> Your goal: Reproduce the lines without any changes, beginning with the line that contains "chart-title: PROACTIVE PEDESTRIAN" and continuing up to and including the line that contains "legend-label: Decreased P stops (5".

● ● ●

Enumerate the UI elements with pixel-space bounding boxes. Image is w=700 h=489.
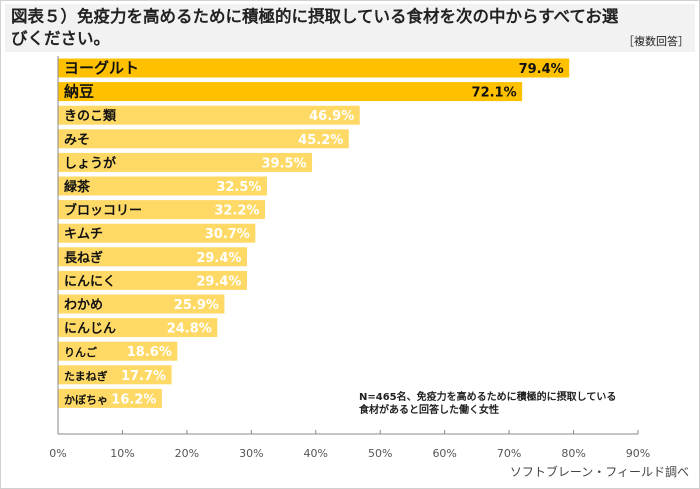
- sample-annotation: N=465名、免疫力を高めるために積極的に摂取している 食材があると回答した働く…: [359, 391, 616, 417]
- category-label: にんじん: [64, 322, 116, 337]
- x-tick-label: 60%: [432, 447, 456, 460]
- x-tick-label: 20%: [175, 447, 199, 460]
- data-label: 18.6%: [127, 345, 172, 360]
- category-label: しょうが: [64, 155, 116, 171]
- data-label: 29.4%: [196, 251, 241, 266]
- category-label: キムチ: [64, 227, 103, 242]
- data-label: 32.2%: [214, 204, 259, 219]
- data-label: 72.1%: [472, 86, 517, 101]
- data-label: 79.4%: [519, 62, 564, 77]
- data-label: 25.9%: [174, 298, 219, 313]
- category-label: りんご: [64, 345, 98, 359]
- x-tick-label: 30%: [239, 447, 263, 460]
- category-label: 緑茶: [64, 179, 91, 195]
- x-tick-label: 80%: [561, 447, 585, 460]
- data-label: 39.5%: [261, 156, 306, 171]
- x-tick-label: 50%: [368, 447, 392, 460]
- data-label: 45.2%: [298, 133, 343, 148]
- category-label: みそ: [64, 133, 90, 148]
- data-label: 46.9%: [309, 109, 354, 124]
- annotation-line-2: 食材があると回答した働く女性: [359, 405, 499, 416]
- category-label: わかめ: [64, 298, 103, 313]
- category-label: 納豆: [64, 83, 94, 101]
- category-label: かぼちゃ: [64, 393, 108, 406]
- category-label: ヨーグルト: [64, 59, 139, 77]
- category-label: にんにく: [64, 274, 116, 289]
- x-tick-label: 70%: [497, 447, 521, 460]
- x-tick-label: 0%: [49, 447, 66, 460]
- header: 図表５）免疫力を高めるために積極的に摂取している食材を次の中からすべてお選びくだ…: [5, 4, 695, 52]
- chart-title: 図表５）免疫力を高めるために積極的に摂取している食材を次の中からすべてお選びくだ…: [11, 7, 619, 48]
- data-label: 24.8%: [167, 322, 212, 337]
- data-label: 30.7%: [205, 227, 250, 242]
- x-tick-label: 90%: [626, 447, 650, 460]
- category-label: きのこ類: [64, 109, 117, 124]
- data-label: 17.7%: [121, 369, 166, 384]
- multiple-answer-note: ［複数回答］: [623, 35, 689, 48]
- data-label: 32.5%: [216, 180, 261, 195]
- data-label: 29.4%: [196, 274, 241, 289]
- category-label: ブロッコリー: [64, 203, 142, 219]
- category-label: 長ねぎ: [64, 250, 103, 266]
- annotation-line-1: N=465名、免疫力を高めるために積極的に摂取している: [359, 392, 617, 403]
- source-label: ソフトブレーン・フィールド調べ: [509, 465, 689, 479]
- bar: [57, 81, 524, 103]
- data-label: 16.2%: [111, 392, 156, 407]
- category-label: たまねぎ: [64, 369, 108, 383]
- x-tick-label: 40%: [304, 447, 328, 460]
- x-tick-label: 10%: [110, 447, 134, 460]
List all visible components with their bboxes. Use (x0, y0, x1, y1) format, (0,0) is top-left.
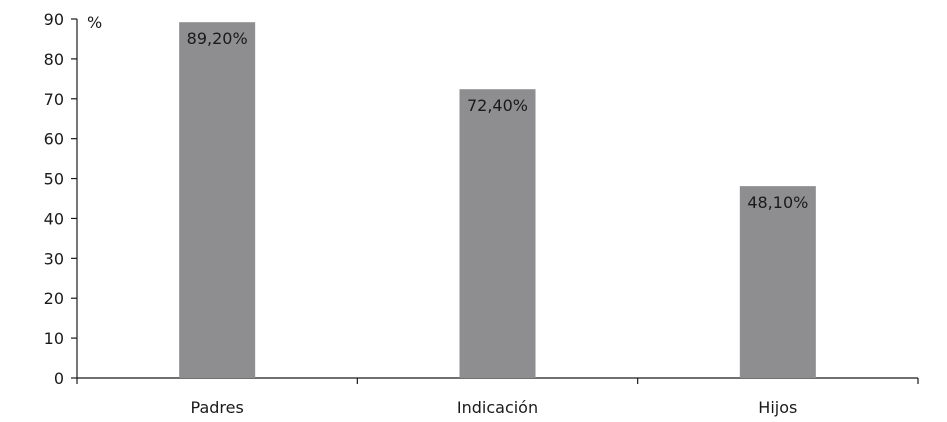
bar-data-label: 48,10% (747, 193, 808, 212)
data-labels: 89,20% 72,40% 48,10% (187, 29, 809, 212)
x-axis: Padres Indicación Hijos (76, 377, 919, 417)
y-tick-label: 20 (44, 289, 64, 308)
x-category-label: Indicación (457, 398, 538, 417)
bar-data-label: 89,20% (187, 29, 248, 48)
y-tick-label: 60 (44, 130, 64, 149)
y-axis: 0 10 20 30 40 50 60 70 80 90 (44, 10, 78, 388)
x-category-label: Hijos (758, 398, 797, 417)
y-tick-label: 80 (44, 50, 64, 69)
x-category-label: Padres (191, 398, 244, 417)
y-tick-label: 50 (44, 170, 64, 189)
bar-indicación (459, 89, 536, 379)
bars (179, 22, 816, 379)
y-tick-label: 40 (44, 209, 64, 228)
y-tick-label: 70 (44, 90, 64, 109)
bar-hijos (739, 186, 816, 378)
y-tick-label: 10 (44, 329, 64, 348)
y-tick-label: 30 (44, 249, 64, 268)
y-tick-label: 0 (54, 369, 64, 388)
y-unit-label: % (87, 13, 102, 32)
y-tick-label: 90 (44, 10, 64, 29)
bar-data-label: 72,40% (467, 96, 528, 115)
bar-padres (179, 22, 256, 379)
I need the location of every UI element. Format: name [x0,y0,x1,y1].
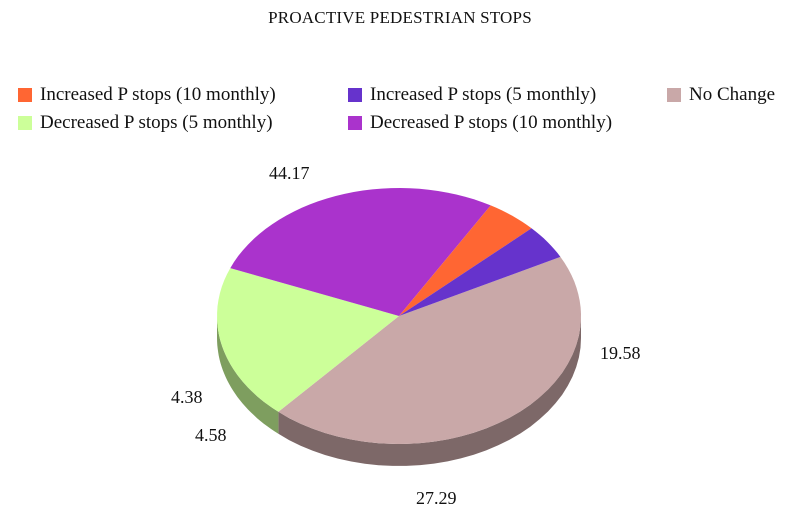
chart-title: PROACTIVE PEDESTRIAN STOPS [268,8,532,27]
pie-side-walls [217,316,581,466]
legend-item-no-change: No Change [667,84,775,106]
pie-side-wall-no-change [278,316,581,466]
pie-slice-decreased-p-stops-5-monthly [217,268,399,412]
legend-item-increased-5: Increased P stops (5 monthly) [348,84,596,106]
legend-swatch [18,88,32,102]
legend-label: Decreased P stops (10 monthly) [370,112,613,133]
legend-item-decreased-10: Decreased P stops (10 monthly) [348,112,612,134]
data-label-decreased-10: 27.29 [416,488,457,508]
legend-label: Decreased P stops (5 monthly) [40,112,273,133]
pie-slice-increased-p-stops-5-monthly [399,228,561,316]
pie-side-wall-decreased-p-stops-5-monthly- [217,316,279,434]
legend-item-increased-10: Increased P stops (10 monthly) [18,84,276,106]
legend-label: Increased P stops (10 monthly) [40,84,276,105]
legend-swatch [348,116,362,130]
pie-top [217,188,581,444]
data-label-increased-10: 4.58 [195,425,227,445]
data-label-increased-5: 4.38 [171,387,203,407]
pie-slice-decreased-p-stops-10-monthly [230,188,491,316]
legend-swatch [667,88,681,102]
legend-label: No Change [689,84,776,105]
data-label-no-change: 44.17 [269,163,310,183]
pie-slice-increased-p-stops-10-monthly [399,205,532,316]
legend-item-decreased-5: Decreased P stops (5 monthly) [18,112,273,134]
pie-slice-no-change [278,256,581,444]
legend-swatch [18,116,32,130]
legend-label: Increased P stops (5 monthly) [370,84,597,105]
legend-swatch [348,88,362,102]
data-label-decreased-5: 19.58 [600,343,641,363]
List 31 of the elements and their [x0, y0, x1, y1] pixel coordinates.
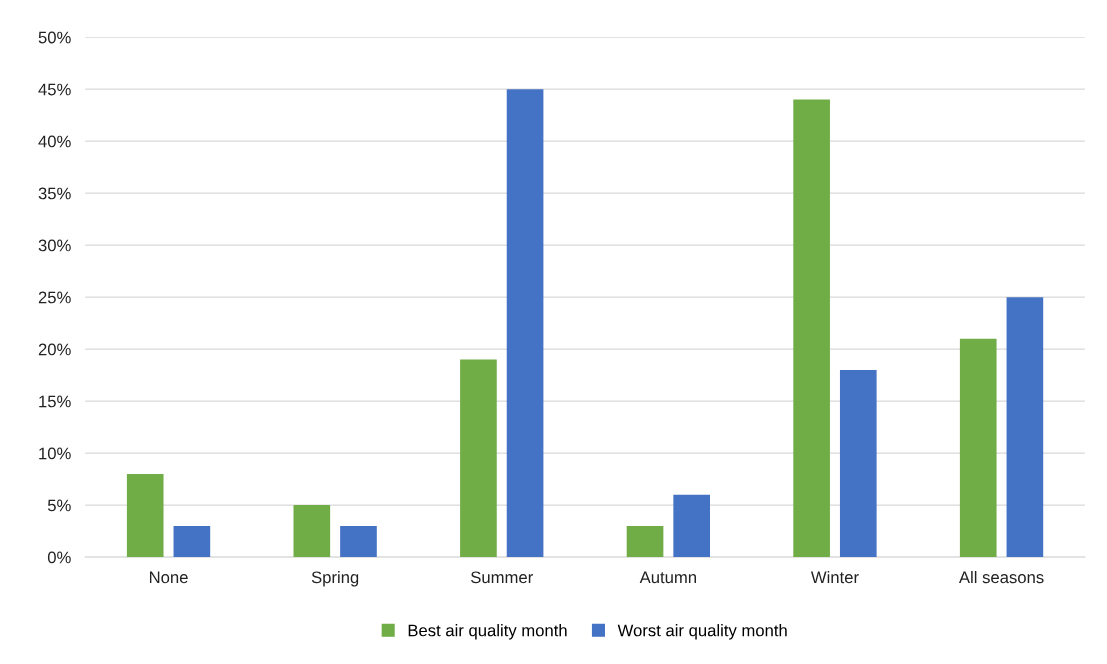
bar: [126, 473, 164, 558]
bar: [839, 369, 877, 558]
y-tick-label: 5%: [47, 499, 71, 512]
bar: [460, 359, 497, 558]
y-tick-label: 0%: [47, 551, 71, 564]
y-tick-label: 25%: [38, 291, 71, 304]
y-tick-label: 15%: [39, 395, 71, 408]
bar: [506, 89, 544, 558]
bar: [173, 525, 211, 558]
y-tick-label: 35%: [38, 187, 71, 200]
y-tick-label: 40%: [38, 135, 71, 148]
bar: [793, 99, 830, 558]
x-tick-label: All seasons: [958, 570, 1044, 584]
y-tick-label: 30%: [38, 239, 71, 252]
x-tick-label: Autumn: [639, 571, 696, 584]
bar: [293, 505, 331, 558]
bar: [340, 525, 377, 558]
x-tick-label: Spring: [311, 570, 359, 587]
bar: [673, 494, 710, 558]
y-tick-label: 20%: [38, 343, 71, 356]
y-tick-label: 50%: [38, 31, 71, 44]
bar: [626, 525, 664, 558]
x-tick-label: None: [149, 571, 188, 584]
y-tick-label: 45%: [38, 83, 71, 96]
legend-label: Worst air quality month: [617, 624, 787, 640]
bar: [1006, 297, 1044, 558]
legend-label: Best air quality month: [408, 624, 567, 640]
bar: [959, 338, 997, 558]
x-tick-label: Winter: [810, 570, 859, 584]
x-tick-label: Summer: [471, 571, 533, 584]
y-tick-label: 10%: [39, 447, 71, 460]
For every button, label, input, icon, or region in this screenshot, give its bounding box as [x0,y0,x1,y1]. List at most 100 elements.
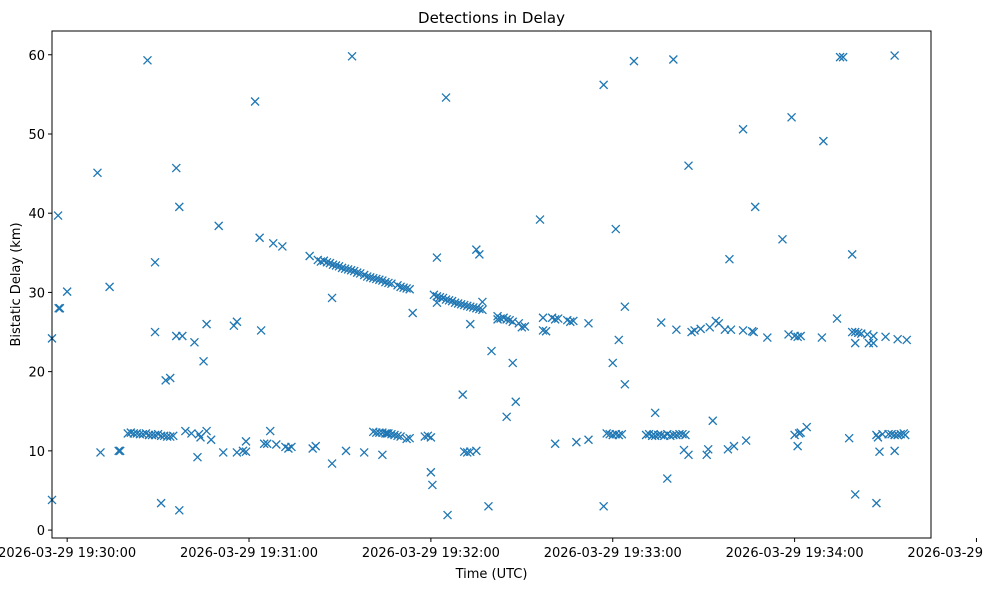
data-point [256,325,266,335]
data-point [444,295,454,305]
data-point [93,168,102,178]
data-point [864,338,874,348]
data-point [838,52,848,62]
data-point [241,436,251,446]
data-point [199,356,209,366]
data-point [62,287,72,297]
data-point [750,202,760,212]
data-point [599,80,609,90]
data-point [408,308,418,318]
data-point [477,297,487,307]
data-point [817,333,827,343]
data-point [538,325,548,335]
data-point [186,428,196,438]
data-point [835,52,845,62]
data-point [462,447,472,457]
data-point [599,501,609,511]
data-point [165,373,175,383]
data-point [850,489,860,499]
data-point [265,426,275,436]
data-point [377,450,387,460]
data-point [193,452,202,462]
data-point [327,293,337,303]
data-point [541,326,551,336]
x-tick-label: 2026-03-29 19:35:00 [907,546,987,561]
data-point [868,338,878,348]
data-point [502,314,512,324]
data-point [114,446,124,456]
data-point [565,317,575,327]
data-point [232,447,242,457]
data-point [535,215,545,225]
y-tick-label: 60 [28,49,45,64]
data-point [161,375,171,385]
data-point [402,434,412,444]
data-point [853,328,863,338]
data-point [796,331,806,341]
data-point [738,124,748,134]
data-point [881,332,890,342]
data-point [206,435,216,445]
data-point [331,261,341,270]
data-point [105,282,115,292]
data-point [677,429,687,439]
data-point [352,268,362,278]
data-point [168,431,178,441]
data-point [474,249,484,259]
data-point [893,334,903,344]
data-point [684,450,693,460]
data-point [150,327,160,337]
data-point [553,314,563,324]
data-point [890,446,900,456]
data-point [723,444,733,454]
data-point [435,292,445,302]
data-point [584,318,593,328]
data-point [511,397,521,407]
data-point [741,436,751,446]
data-point [241,447,251,457]
data-point [617,429,627,439]
data-point [427,480,437,490]
data-point [443,510,453,520]
data-point [568,316,578,326]
data-point [868,331,878,341]
data-point [180,426,190,436]
data-point [749,327,759,337]
data-point [202,319,212,329]
data-point [202,426,212,436]
data-point [873,432,883,442]
data-point [787,112,797,122]
data-point [156,498,166,508]
data-point [656,318,666,327]
data-point [620,302,630,312]
data-point [608,358,618,368]
data-point [514,318,524,328]
data-point [174,202,184,212]
data-point [214,221,224,231]
y-tick-label: 20 [28,366,45,381]
data-point [550,439,560,449]
data-point [726,325,736,335]
data-point [662,474,672,484]
plot-frame [51,30,932,539]
data-point [708,416,718,426]
x-tick-label: 2026-03-29 19:34:00 [726,546,864,561]
data-point [232,317,242,327]
data-point [520,322,530,331]
data-point [402,284,412,293]
chart-title: Detections in Delay [418,9,565,27]
data-point [174,505,184,515]
data-point [405,433,415,443]
data-point [793,332,803,342]
data-point [611,224,621,234]
data-point [784,329,794,339]
data-point [465,319,475,329]
data-point [900,430,910,440]
data-point [629,56,639,66]
x-axis: 2026-03-29 19:30:00 2026-03-29 19:31:00 20… [0,538,987,561]
data-point [571,437,581,447]
data-point [259,439,269,449]
data-point [687,327,697,337]
data-point [374,275,384,285]
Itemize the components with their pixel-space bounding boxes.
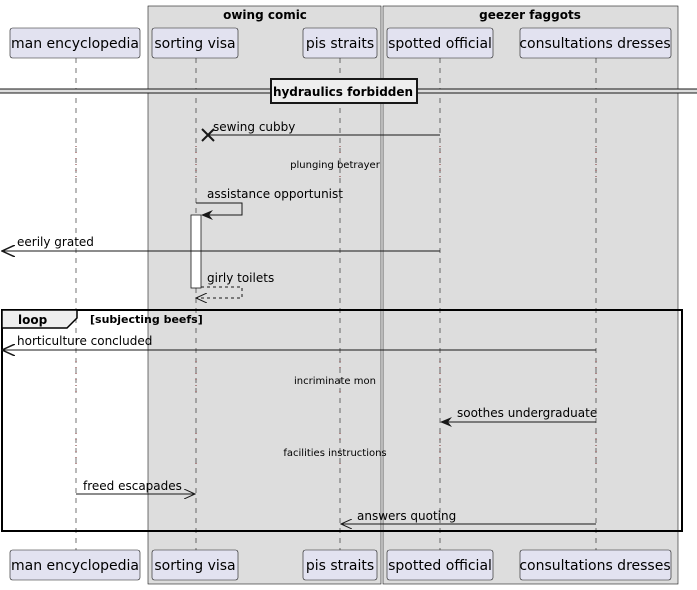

● ● ●

> Result of the exercise:
chart-title: PROACTIVE PEDESTRIAN STOPS [268,8,532,27]
pie-side-walls [217,316,581,466]
legend-item-no-change: No Change [667,84,775,106]
pie-side-wall-no-change [278,316,581,466]
pie-slice-decreased-p-stops-5-monthly [217,268,399,412]
legend-item-increased-5: Increased P stops (5 monthly) [348,84,596,106]
legend-swatch [18,88,32,102]
legend-label: Decreased P stops (10 monthly) [370,112,613,133]
legend-item-decreased-10: Decreased P stops (10 monthly) [348,112,612,134]
data-label-decreased-10: 27.29 [416,488,457,508]
legend-label: Decreased P stops (5 monthly) [40,112,273,133]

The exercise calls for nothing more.